▶ _Requirement_
Copy out all lines with the word "accompanying" in them.

▶ _Given information_
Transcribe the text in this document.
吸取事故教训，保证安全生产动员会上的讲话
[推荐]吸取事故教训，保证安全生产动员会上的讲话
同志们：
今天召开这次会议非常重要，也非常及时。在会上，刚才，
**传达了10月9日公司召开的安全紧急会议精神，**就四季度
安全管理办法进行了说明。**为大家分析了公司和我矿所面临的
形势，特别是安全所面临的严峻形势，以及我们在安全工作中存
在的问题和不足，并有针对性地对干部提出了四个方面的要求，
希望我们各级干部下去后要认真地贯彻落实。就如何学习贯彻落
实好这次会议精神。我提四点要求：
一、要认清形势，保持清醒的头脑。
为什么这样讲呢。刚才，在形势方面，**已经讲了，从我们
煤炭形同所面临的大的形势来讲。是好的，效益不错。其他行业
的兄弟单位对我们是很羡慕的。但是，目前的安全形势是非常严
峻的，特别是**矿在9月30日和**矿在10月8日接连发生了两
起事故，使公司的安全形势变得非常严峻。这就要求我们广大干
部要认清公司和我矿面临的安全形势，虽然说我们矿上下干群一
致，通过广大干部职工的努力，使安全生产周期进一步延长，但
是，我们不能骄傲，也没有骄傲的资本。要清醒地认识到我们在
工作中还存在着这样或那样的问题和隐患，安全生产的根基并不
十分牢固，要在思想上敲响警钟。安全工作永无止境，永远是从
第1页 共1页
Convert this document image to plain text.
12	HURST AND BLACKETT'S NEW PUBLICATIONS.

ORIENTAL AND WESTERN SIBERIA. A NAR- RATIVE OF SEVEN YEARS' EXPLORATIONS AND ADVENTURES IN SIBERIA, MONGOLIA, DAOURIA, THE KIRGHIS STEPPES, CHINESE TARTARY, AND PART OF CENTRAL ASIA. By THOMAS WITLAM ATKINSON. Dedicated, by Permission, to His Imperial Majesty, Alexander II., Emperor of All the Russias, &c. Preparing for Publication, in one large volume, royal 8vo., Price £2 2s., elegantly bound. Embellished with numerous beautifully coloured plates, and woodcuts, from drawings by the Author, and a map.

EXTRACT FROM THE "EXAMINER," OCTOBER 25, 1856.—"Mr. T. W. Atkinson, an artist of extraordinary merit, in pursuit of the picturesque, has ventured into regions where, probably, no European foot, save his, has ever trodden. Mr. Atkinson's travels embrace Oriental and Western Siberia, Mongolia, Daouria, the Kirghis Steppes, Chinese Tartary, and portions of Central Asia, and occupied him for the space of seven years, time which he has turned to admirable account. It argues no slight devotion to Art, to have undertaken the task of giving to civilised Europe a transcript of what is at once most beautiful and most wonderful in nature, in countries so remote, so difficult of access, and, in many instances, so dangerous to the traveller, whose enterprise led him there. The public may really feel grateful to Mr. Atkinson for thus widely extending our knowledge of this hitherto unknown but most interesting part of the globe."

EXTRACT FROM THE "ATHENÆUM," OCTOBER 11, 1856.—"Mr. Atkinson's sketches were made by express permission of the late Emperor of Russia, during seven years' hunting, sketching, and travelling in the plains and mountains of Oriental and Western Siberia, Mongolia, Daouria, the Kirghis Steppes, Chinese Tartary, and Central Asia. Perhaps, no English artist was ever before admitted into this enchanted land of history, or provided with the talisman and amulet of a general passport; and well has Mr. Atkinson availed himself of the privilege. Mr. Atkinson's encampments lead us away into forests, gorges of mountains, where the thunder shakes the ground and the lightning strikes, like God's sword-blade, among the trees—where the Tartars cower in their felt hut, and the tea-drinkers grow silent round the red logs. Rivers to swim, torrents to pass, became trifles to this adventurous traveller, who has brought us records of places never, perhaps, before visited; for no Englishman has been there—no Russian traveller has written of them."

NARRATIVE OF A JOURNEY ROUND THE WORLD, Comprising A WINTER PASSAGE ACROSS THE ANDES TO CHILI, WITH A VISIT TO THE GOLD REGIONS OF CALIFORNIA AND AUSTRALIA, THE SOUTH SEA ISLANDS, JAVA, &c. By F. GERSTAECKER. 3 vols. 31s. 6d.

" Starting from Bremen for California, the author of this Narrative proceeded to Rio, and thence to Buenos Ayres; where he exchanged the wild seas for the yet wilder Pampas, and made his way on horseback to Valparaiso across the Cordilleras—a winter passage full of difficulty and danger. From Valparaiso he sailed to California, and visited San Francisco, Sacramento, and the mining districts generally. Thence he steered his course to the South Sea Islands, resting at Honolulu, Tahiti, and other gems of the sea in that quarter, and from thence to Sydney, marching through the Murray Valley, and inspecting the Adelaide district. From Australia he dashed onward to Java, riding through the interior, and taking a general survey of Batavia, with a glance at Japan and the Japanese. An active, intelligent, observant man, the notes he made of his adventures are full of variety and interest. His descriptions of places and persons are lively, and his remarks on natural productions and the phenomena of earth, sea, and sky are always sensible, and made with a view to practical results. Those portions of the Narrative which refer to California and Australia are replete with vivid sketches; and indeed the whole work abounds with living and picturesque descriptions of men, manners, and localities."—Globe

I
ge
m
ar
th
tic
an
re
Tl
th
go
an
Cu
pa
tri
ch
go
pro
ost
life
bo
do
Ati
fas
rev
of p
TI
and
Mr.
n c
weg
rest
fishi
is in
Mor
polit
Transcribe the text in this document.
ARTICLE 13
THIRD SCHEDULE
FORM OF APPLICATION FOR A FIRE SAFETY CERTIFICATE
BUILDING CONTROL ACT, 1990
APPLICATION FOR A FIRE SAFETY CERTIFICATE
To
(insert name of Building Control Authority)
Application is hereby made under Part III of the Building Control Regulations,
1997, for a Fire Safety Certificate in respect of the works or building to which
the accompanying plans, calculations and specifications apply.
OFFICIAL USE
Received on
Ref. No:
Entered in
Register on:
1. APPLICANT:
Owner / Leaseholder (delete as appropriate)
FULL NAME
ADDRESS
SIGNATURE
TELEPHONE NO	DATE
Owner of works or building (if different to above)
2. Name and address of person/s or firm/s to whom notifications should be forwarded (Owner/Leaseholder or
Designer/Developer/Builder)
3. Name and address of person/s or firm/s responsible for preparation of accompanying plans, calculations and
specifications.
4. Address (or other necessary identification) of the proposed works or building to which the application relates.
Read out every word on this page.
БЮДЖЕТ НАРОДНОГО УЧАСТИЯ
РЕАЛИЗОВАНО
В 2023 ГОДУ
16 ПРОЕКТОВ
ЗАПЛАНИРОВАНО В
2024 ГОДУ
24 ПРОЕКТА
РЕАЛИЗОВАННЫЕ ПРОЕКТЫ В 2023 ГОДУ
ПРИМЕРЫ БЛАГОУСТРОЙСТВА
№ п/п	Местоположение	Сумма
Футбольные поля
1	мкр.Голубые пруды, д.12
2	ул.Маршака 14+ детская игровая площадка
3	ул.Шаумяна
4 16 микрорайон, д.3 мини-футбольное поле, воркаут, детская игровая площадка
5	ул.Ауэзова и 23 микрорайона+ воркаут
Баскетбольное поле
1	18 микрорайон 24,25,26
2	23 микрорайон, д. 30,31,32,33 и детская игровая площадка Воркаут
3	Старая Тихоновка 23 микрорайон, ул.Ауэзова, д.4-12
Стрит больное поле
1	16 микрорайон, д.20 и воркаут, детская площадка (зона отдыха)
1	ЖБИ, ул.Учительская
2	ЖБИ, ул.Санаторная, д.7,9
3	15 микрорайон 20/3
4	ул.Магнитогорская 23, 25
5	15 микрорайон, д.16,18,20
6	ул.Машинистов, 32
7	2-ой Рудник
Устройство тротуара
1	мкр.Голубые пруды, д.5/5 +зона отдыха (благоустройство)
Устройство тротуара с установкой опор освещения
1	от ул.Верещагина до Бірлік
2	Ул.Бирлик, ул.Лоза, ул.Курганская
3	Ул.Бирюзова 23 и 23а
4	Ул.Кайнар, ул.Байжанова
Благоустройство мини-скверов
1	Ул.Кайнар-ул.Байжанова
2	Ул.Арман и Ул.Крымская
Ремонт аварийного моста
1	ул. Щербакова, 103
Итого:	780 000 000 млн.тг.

▶ _Final result_
the accompanying plans, calculations and specifications apply.
3. Name and address of person/s or firm/s responsible for preparation of accompanying plans, calculations and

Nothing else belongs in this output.